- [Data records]
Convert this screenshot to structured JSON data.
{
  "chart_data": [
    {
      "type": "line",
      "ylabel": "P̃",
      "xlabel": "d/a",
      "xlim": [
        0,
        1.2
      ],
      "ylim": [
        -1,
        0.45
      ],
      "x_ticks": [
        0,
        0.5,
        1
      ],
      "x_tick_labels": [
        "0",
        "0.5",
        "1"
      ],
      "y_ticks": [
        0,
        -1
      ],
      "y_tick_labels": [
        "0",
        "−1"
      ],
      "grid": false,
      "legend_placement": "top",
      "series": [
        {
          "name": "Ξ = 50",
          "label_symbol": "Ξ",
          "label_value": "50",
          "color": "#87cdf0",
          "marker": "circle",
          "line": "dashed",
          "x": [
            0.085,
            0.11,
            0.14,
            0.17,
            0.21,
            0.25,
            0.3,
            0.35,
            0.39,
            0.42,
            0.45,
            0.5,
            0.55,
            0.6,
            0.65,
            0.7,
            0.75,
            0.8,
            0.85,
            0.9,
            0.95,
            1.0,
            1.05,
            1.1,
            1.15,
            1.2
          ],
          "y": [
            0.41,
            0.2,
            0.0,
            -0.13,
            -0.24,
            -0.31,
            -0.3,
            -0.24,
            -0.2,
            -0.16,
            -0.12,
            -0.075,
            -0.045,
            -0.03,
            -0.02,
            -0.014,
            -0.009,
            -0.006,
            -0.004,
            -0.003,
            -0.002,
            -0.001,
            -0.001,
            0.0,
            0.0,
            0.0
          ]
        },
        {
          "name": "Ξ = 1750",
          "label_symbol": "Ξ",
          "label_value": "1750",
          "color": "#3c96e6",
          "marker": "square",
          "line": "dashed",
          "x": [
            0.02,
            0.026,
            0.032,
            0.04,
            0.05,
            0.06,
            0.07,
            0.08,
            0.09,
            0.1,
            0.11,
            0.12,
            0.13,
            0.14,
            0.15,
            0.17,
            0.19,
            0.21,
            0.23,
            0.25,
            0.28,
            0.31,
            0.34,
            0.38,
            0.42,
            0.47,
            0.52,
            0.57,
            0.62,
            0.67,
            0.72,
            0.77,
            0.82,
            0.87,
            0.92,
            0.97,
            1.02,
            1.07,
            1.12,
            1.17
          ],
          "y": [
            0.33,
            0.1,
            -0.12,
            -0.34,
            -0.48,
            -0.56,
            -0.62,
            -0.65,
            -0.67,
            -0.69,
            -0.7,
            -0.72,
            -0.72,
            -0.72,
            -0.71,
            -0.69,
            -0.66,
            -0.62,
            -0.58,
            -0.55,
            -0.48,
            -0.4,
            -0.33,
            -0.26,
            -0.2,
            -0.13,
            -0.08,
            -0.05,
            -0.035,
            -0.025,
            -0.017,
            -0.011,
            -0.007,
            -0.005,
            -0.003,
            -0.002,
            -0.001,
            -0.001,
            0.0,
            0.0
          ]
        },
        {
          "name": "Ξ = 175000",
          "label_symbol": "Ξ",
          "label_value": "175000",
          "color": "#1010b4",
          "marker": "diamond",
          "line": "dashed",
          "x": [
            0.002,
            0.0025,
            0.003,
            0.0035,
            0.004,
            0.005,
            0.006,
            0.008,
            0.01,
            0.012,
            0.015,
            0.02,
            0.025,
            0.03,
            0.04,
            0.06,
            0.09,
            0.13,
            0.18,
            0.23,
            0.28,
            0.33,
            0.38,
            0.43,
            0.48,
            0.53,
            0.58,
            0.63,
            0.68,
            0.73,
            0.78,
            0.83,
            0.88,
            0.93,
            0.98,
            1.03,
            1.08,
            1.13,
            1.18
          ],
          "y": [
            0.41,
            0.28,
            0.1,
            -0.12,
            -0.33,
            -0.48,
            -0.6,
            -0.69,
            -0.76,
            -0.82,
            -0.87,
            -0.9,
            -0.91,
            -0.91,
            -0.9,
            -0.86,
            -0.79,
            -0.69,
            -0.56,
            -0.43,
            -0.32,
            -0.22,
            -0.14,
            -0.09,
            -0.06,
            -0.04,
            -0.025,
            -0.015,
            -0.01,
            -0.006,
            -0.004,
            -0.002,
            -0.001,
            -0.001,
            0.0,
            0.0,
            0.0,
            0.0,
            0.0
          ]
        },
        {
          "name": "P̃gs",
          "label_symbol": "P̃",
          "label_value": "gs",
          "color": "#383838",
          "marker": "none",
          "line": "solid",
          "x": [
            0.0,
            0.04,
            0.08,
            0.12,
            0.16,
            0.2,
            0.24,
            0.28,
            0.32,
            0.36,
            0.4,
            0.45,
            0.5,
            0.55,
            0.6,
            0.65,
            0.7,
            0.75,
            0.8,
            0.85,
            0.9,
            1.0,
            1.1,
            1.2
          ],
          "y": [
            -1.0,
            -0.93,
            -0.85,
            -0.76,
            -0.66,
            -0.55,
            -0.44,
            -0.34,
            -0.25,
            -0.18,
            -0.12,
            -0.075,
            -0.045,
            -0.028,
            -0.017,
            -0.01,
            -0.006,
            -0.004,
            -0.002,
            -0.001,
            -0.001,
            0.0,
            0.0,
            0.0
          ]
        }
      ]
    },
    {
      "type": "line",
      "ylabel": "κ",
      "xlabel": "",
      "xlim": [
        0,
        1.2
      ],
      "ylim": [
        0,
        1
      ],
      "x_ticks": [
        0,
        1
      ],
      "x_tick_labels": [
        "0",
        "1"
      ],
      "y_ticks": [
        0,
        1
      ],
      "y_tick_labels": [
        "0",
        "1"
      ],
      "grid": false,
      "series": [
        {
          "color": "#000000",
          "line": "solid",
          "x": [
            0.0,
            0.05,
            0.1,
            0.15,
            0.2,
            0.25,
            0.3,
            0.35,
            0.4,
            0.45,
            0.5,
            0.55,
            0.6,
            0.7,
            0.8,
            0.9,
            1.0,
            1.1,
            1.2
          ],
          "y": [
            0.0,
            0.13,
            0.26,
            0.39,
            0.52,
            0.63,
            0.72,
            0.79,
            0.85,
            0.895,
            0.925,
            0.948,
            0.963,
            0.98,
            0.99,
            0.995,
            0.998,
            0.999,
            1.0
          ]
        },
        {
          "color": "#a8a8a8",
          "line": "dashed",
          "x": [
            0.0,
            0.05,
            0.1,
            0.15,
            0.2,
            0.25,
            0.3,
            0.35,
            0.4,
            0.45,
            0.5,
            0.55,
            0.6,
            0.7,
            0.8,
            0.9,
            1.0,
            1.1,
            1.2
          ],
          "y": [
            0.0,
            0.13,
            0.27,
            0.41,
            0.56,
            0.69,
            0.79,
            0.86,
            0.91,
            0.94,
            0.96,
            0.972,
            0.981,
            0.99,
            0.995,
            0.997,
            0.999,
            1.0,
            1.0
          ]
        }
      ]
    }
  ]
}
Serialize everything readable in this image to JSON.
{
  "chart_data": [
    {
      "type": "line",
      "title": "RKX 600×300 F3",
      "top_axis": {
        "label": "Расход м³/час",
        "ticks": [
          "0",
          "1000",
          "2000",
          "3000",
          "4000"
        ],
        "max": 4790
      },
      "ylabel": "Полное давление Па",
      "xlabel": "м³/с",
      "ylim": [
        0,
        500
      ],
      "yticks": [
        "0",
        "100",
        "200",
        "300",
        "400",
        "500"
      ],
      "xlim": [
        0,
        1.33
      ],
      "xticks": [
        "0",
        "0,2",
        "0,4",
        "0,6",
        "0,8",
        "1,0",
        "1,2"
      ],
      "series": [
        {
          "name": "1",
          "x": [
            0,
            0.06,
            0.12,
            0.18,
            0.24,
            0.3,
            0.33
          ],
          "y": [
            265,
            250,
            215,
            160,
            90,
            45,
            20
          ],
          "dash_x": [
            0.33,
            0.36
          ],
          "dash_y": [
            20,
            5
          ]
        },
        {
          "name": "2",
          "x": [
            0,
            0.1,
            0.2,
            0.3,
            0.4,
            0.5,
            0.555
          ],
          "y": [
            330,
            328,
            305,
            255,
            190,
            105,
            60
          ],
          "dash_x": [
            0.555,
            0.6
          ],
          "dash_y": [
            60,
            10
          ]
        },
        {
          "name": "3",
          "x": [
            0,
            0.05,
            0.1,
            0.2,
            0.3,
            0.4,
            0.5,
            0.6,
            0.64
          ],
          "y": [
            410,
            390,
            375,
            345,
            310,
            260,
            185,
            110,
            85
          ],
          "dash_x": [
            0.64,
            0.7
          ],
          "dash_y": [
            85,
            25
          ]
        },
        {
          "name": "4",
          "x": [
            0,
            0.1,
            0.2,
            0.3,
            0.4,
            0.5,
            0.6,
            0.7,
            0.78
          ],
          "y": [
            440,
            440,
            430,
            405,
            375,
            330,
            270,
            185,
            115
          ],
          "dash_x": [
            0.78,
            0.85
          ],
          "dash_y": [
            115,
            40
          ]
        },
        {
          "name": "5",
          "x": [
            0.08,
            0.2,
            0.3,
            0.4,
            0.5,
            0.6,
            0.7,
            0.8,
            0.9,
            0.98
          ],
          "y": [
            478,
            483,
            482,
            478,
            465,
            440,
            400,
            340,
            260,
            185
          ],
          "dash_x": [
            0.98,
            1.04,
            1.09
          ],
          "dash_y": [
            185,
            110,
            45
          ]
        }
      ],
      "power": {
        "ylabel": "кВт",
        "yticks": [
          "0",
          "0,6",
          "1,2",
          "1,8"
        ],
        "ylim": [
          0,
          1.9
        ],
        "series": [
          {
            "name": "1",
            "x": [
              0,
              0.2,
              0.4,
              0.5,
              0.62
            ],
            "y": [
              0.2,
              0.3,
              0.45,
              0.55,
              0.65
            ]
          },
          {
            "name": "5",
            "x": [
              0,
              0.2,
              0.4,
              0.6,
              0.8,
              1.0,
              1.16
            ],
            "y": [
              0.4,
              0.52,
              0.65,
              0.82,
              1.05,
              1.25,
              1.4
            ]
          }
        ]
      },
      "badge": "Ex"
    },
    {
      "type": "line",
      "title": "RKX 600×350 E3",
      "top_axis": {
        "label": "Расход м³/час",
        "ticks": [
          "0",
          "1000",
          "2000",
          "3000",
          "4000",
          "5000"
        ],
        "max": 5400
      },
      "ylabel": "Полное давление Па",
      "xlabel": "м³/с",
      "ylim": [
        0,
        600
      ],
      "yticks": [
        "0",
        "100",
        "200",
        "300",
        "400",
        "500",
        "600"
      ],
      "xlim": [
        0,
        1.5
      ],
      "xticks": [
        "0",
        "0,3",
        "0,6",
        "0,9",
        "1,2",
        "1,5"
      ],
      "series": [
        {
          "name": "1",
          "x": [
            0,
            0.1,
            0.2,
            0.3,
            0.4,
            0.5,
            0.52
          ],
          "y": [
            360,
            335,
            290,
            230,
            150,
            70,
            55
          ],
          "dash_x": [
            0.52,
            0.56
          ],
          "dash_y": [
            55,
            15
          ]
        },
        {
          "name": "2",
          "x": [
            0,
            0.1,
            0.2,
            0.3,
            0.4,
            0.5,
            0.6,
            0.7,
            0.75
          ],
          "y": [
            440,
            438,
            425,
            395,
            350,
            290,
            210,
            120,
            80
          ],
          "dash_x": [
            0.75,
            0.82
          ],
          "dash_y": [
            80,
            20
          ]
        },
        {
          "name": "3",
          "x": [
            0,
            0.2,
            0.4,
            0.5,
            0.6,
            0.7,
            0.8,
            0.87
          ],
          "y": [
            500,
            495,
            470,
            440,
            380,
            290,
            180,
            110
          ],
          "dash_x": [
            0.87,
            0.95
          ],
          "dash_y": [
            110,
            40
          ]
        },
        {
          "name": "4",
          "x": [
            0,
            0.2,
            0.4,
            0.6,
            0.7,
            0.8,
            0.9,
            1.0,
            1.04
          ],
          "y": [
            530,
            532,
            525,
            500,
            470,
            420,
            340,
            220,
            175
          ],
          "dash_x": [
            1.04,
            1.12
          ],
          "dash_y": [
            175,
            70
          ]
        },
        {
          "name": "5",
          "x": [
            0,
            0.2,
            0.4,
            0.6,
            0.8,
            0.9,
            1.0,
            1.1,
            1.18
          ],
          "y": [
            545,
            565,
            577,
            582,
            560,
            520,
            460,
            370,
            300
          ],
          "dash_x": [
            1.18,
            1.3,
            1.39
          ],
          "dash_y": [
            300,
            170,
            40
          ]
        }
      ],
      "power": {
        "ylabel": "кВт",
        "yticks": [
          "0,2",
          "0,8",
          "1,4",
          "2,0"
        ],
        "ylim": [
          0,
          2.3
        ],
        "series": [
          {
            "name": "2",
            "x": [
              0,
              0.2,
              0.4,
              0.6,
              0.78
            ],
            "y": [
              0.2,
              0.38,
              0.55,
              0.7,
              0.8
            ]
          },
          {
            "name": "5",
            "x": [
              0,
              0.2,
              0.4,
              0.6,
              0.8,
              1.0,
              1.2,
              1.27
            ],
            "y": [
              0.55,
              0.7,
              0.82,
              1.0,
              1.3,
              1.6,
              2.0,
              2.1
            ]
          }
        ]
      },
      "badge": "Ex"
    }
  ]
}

- [EXERCISE AIM]
Copy out every line of the data that includes "xlabel".

- [ANSWER BELOW]
      "xlabel": "d/a",
      "xlabel": "",
      "xlabel": "м³/с",
      "xlabel": "м³/с",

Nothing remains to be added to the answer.